» **Your instructions**:
Go through the listing below and gather every line with the word "duyệt".
==== Supplied records ====
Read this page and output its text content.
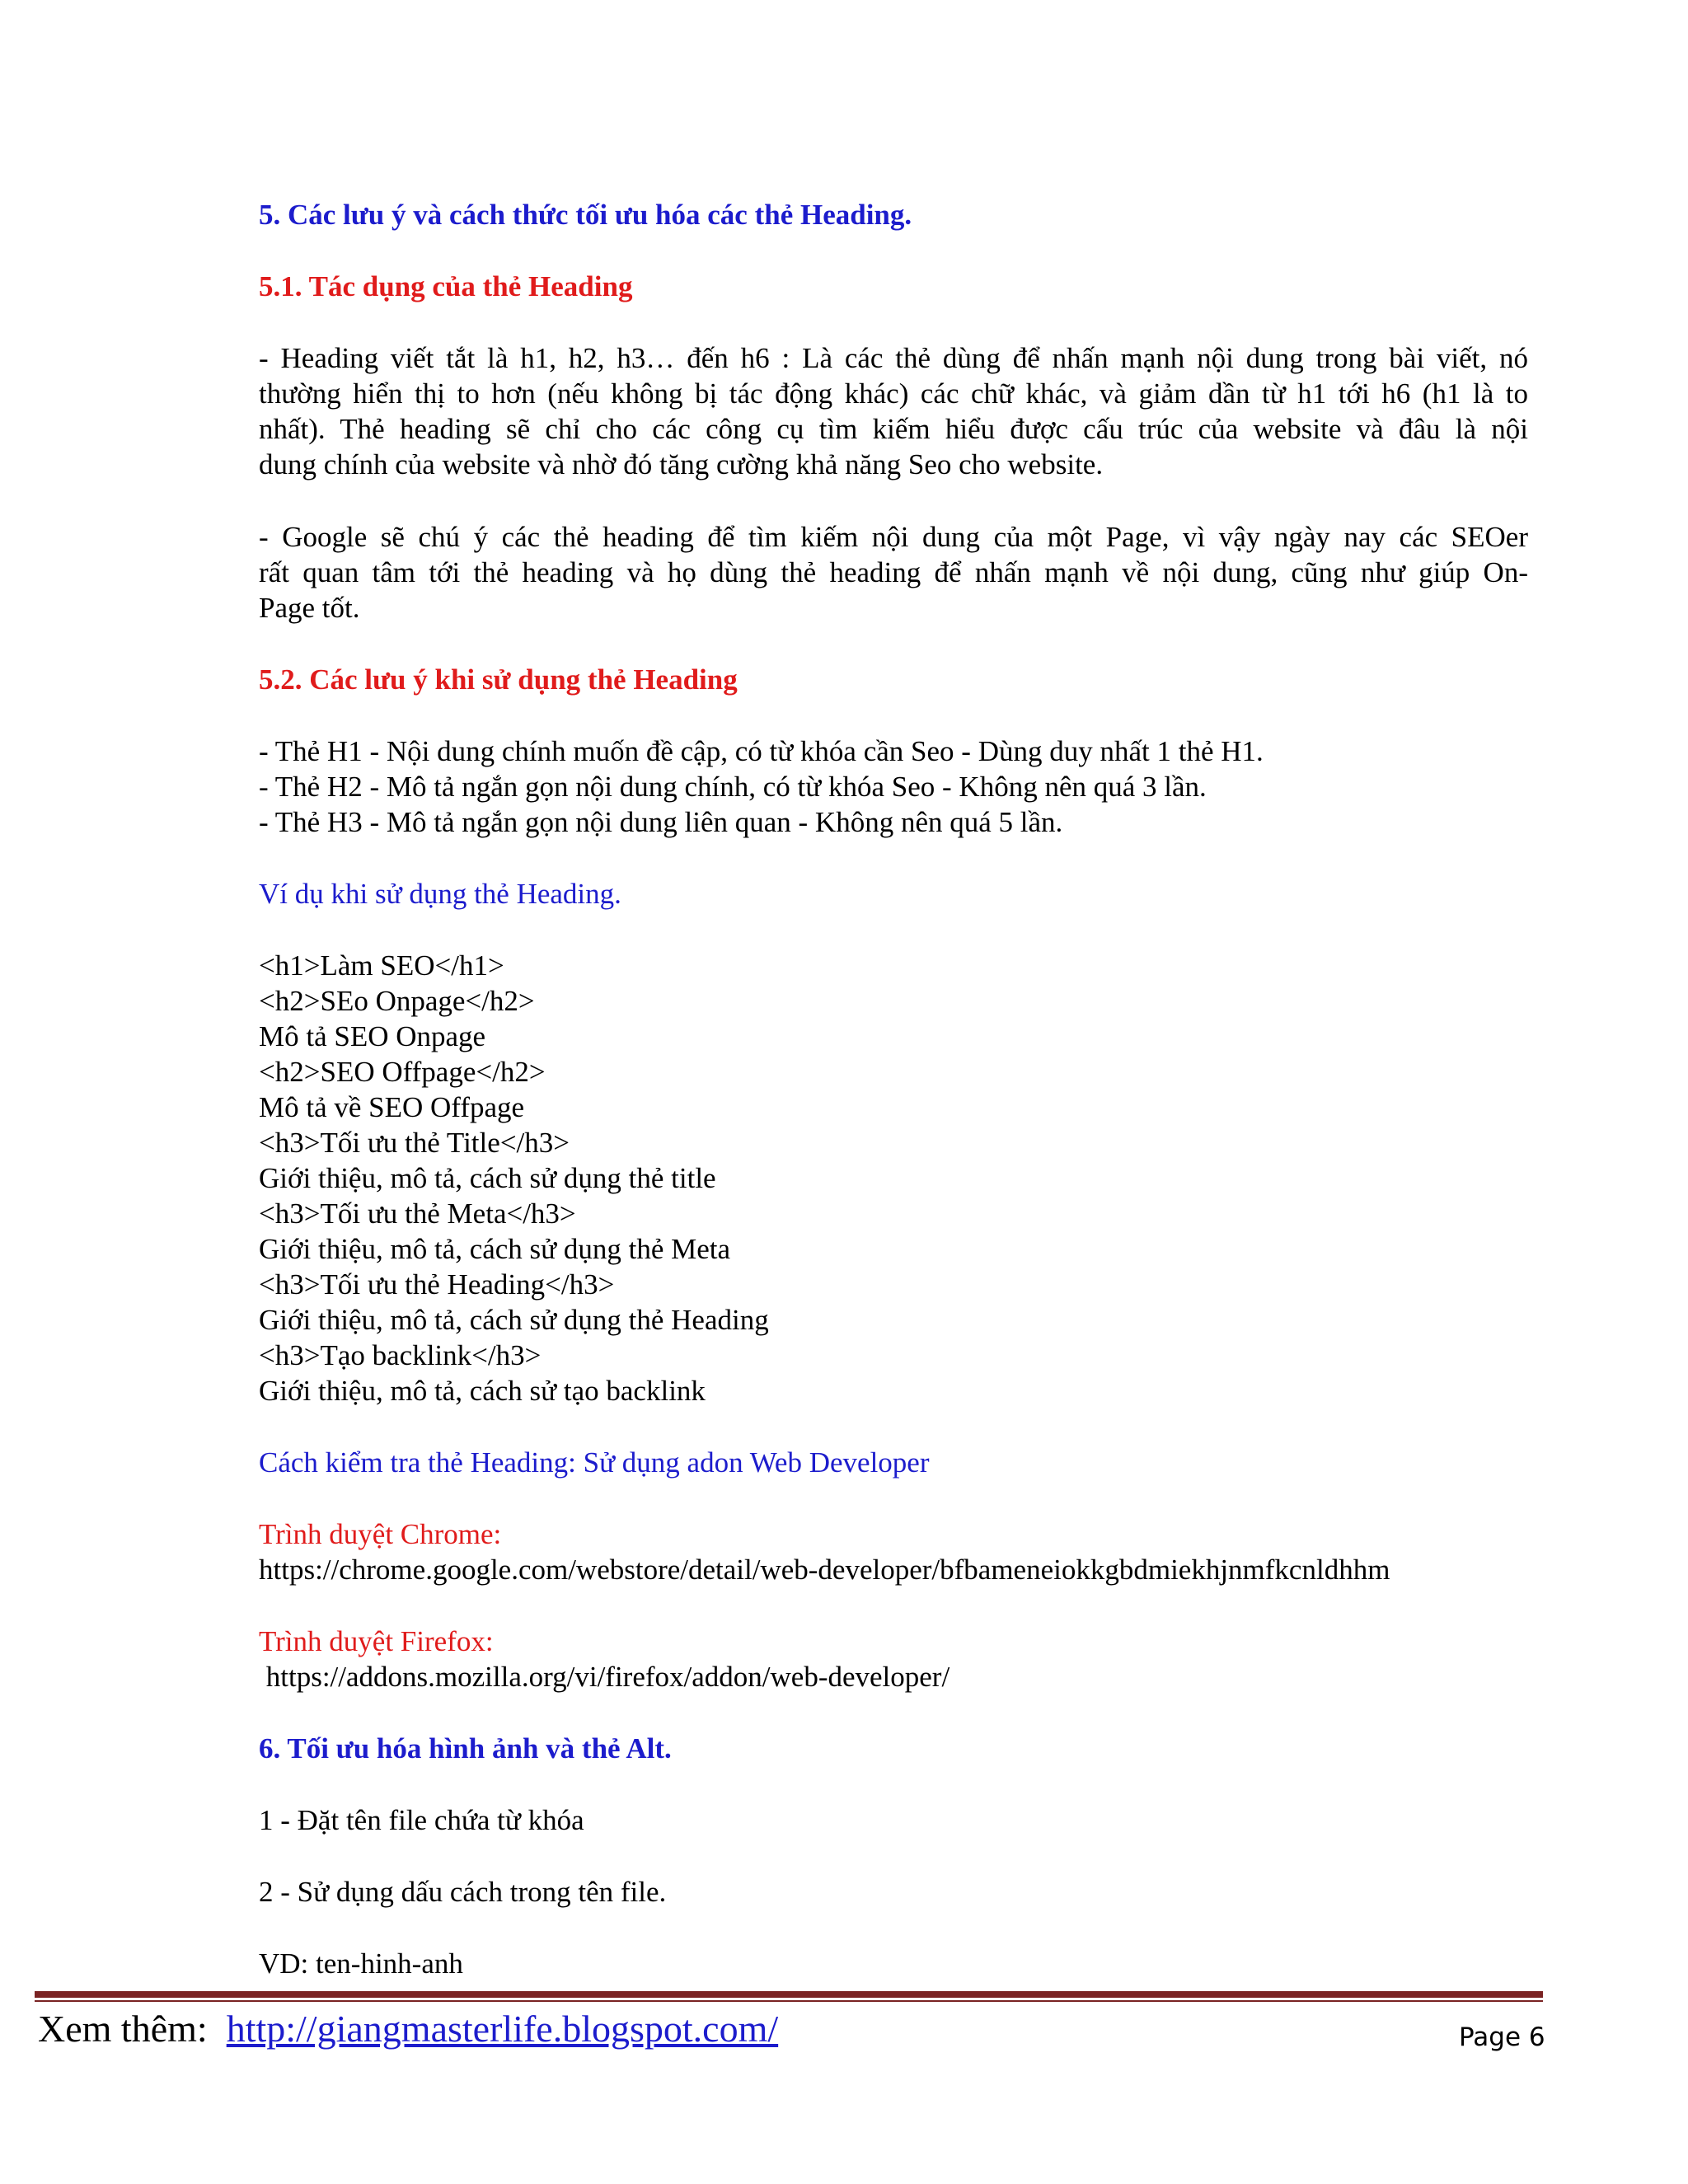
5. Các lưu ý và cách thức tối ưu hóa các thẻ Heading.
5.1. Tác dụng của thẻ Heading
- Heading viết tắt là h1, h2, h3… đến h6 : Là các thẻ dùng để nhấn mạnh nội dung trong bài viết, nó
thường hiển thị to hơn (nếu không bị tác động khác) các chữ khác, và giảm dần từ h1 tới h6 (h1 là to
nhất). Thẻ heading sẽ chỉ cho các công cụ tìm kiếm hiểu được cấu trúc của website và đâu là nội
dung chính của website và nhờ đó tăng cường khả năng Seo cho website.
- Google sẽ chú ý các thẻ heading để tìm kiếm nội dung của một Page, vì vậy ngày nay các SEOer
rất quan tâm tới thẻ heading và họ dùng thẻ heading để nhấn mạnh về nội dung, cũng như giúp On-
Page tốt.
5.2. Các lưu ý khi sử dụng thẻ Heading
- Thẻ H1 - Nội dung chính muốn đề cập, có từ khóa cần Seo - Dùng duy nhất 1 thẻ H1.
- Thẻ H2 - Mô tả ngắn gọn nội dung chính, có từ khóa Seo - Không nên quá 3 lần.
- Thẻ H3 - Mô tả ngắn gọn nội dung liên quan - Không nên quá 5 lần.
Ví dụ khi sử dụng thẻ Heading.
<h1>Làm SEO</h1>
<h2>SEo Onpage</h2>
Mô tả SEO Onpage
<h2>SEO Offpage</h2>
Mô tả về SEO Offpage
<h3>Tối ưu thẻ Title</h3>
Giới thiệu, mô tả, cách sử dụng thẻ title
<h3>Tối ưu thẻ Meta</h3>
Giới thiệu, mô tả, cách sử dụng thẻ Meta
<h3>Tối ưu thẻ Heading</h3>
Giới thiệu, mô tả, cách sử dụng thẻ Heading
<h3>Tạo backlink</h3>
Giới thiệu, mô tả, cách sử tạo backlink
Cách kiểm tra thẻ Heading: Sử dụng adon Web Developer
Trình duyệt Chrome:
https://chrome.google.com/webstore/detail/web-developer/bfbameneiokkgbdmiekhjnmfkcnldhhm
Trình duyệt Firefox:
https://addons.mozilla.org/vi/firefox/addon/web-developer/
6. Tối ưu hóa hình ảnh và thẻ Alt.
1 - Đặt tên file chứa từ khóa
2 - Sử dụng dấu cách trong tên file.
VD: ten-hinh-anh
Xem thêm: http://giangmasterlife.blogspot.com/	Page 6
====
» **Solution to the exercise**:
Trình duyệt Chrome:
Trình duyệt Firefox:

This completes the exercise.